= Stored data =
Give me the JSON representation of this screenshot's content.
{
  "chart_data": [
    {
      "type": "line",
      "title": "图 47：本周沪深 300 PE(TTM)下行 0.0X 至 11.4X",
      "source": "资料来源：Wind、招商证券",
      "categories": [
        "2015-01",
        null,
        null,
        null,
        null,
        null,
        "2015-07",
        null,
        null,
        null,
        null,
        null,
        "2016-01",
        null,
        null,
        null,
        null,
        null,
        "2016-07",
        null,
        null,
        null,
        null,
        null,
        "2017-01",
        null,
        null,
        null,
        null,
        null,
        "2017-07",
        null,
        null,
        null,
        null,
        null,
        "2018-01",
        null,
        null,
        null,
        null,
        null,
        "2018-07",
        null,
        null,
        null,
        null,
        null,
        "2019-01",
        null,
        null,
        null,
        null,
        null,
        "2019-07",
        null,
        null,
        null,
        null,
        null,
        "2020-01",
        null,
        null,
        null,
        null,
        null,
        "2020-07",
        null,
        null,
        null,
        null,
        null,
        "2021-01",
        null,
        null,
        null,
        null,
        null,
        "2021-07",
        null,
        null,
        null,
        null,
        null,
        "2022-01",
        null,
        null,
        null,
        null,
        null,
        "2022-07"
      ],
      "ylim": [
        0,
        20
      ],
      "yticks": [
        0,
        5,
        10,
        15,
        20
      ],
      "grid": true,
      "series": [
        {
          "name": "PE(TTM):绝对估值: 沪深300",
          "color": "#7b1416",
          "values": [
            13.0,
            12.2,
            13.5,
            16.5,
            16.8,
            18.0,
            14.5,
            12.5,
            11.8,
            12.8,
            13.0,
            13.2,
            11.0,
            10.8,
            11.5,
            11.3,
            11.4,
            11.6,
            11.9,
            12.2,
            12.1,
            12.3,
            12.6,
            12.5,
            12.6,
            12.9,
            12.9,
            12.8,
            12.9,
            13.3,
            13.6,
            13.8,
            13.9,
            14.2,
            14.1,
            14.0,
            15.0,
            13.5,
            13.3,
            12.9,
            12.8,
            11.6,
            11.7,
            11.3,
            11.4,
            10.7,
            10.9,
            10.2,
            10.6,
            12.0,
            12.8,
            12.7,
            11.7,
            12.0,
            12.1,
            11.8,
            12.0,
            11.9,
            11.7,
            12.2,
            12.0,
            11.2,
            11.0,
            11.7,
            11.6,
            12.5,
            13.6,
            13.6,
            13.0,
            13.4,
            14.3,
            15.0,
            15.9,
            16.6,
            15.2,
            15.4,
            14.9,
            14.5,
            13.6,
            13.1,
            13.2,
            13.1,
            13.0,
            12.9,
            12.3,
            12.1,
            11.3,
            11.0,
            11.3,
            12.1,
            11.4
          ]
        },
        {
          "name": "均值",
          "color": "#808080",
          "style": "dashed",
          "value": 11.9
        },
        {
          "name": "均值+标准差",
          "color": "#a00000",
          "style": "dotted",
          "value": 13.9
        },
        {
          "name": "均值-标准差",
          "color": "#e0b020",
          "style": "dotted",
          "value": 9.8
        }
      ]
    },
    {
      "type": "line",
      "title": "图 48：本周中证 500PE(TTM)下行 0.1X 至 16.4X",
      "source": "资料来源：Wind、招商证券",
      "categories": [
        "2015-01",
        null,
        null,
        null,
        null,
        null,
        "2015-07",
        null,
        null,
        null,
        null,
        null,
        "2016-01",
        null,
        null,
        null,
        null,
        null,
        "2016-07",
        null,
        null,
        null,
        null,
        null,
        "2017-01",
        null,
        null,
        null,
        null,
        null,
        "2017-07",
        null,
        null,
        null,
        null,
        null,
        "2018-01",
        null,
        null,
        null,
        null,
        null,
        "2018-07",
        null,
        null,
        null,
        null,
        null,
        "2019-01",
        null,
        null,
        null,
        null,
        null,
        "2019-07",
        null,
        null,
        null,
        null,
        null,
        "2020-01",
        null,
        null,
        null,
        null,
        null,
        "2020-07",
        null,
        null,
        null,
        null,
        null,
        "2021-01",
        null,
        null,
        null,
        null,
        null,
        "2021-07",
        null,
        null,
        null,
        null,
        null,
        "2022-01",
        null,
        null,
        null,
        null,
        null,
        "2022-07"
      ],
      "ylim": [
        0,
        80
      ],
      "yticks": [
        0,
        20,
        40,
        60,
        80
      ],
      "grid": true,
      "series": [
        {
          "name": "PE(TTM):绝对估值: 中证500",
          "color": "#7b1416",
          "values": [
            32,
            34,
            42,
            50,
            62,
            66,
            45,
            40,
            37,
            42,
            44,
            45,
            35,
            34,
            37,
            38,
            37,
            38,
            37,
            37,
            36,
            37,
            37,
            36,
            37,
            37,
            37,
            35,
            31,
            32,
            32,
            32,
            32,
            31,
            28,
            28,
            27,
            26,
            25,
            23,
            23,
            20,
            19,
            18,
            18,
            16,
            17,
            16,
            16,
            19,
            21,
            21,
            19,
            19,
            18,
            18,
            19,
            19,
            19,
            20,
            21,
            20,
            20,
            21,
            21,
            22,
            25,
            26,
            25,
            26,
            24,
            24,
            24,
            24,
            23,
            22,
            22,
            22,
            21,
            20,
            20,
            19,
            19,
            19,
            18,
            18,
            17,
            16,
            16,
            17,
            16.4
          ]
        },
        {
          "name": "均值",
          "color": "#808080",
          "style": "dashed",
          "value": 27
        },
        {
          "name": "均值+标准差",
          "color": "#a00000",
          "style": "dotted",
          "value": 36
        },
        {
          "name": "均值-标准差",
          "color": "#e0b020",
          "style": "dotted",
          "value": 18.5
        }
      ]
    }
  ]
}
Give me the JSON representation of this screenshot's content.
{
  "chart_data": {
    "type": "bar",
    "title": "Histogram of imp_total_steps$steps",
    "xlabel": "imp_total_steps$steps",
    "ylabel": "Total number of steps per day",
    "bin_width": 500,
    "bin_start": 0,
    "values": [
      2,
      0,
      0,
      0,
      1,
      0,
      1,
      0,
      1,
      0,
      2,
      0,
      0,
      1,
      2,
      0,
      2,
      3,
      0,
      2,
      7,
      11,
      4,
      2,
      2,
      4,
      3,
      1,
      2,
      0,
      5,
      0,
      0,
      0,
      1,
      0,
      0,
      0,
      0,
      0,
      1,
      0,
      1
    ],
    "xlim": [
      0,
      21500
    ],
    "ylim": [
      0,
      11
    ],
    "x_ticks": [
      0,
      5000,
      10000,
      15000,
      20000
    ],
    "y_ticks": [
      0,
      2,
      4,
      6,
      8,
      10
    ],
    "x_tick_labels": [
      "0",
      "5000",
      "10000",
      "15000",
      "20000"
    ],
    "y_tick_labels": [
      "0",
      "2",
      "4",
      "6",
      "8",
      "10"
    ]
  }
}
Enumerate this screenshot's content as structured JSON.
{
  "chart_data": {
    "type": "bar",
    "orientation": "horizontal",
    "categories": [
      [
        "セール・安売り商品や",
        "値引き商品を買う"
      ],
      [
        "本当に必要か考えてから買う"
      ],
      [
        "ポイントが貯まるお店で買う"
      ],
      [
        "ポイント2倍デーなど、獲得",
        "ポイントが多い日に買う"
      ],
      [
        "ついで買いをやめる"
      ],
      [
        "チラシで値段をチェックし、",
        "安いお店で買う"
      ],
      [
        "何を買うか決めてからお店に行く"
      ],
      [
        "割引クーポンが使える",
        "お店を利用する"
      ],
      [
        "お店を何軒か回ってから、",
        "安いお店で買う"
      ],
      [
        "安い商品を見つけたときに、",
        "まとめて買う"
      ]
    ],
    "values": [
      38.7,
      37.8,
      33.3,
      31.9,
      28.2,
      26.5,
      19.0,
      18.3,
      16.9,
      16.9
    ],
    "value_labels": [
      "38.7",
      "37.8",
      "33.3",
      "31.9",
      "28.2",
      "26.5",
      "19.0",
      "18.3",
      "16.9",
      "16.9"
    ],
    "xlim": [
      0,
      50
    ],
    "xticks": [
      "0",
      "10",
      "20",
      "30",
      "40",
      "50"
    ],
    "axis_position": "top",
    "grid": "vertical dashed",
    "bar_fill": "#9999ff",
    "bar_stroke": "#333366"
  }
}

--

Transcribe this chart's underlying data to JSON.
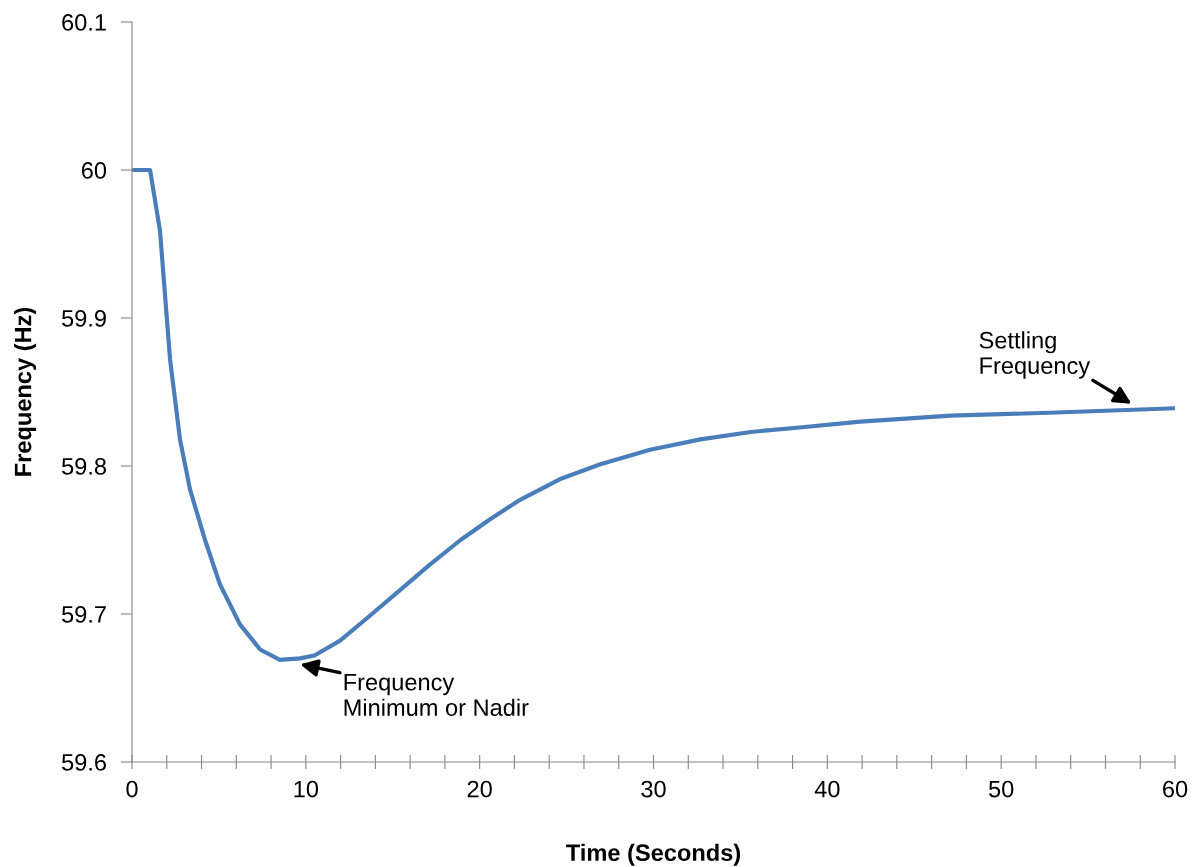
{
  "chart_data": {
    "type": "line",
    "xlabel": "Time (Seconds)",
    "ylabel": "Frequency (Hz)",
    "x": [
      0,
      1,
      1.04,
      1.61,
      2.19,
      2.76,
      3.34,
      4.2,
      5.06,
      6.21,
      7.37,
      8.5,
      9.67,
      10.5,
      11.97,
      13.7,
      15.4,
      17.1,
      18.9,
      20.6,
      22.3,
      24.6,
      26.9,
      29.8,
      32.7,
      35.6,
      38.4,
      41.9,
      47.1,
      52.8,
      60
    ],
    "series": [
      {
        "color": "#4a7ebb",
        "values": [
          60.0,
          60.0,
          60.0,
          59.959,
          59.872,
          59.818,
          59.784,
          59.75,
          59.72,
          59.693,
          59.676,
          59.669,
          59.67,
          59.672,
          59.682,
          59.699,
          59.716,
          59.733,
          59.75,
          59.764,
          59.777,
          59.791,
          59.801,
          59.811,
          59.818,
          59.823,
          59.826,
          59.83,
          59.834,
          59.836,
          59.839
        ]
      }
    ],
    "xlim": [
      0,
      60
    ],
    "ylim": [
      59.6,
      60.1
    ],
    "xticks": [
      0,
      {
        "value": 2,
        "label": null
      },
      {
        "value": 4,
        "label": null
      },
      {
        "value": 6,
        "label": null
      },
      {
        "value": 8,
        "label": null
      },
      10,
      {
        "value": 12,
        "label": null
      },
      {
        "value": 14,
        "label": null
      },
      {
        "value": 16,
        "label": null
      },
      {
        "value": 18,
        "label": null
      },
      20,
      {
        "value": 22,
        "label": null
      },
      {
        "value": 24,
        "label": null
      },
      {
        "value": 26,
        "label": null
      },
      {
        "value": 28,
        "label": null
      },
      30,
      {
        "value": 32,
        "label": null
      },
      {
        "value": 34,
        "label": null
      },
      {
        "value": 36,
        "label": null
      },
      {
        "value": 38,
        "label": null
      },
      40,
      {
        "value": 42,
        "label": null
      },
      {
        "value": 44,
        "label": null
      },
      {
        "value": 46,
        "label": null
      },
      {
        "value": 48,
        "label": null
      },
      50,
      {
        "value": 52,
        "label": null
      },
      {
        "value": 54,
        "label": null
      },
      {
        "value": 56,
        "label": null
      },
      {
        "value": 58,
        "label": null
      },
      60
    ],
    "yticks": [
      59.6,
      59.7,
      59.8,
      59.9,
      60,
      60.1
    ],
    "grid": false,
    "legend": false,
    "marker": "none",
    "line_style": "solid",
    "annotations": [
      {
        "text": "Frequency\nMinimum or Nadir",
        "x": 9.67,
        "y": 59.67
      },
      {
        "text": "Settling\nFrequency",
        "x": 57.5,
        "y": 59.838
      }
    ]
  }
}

= Short problem =
Lines containing the string "text" are to be selected and copied.

= Worked solution =
        "text": "Frequency\nMinimum or Nadir",
        "text": "Settling\nFrequency",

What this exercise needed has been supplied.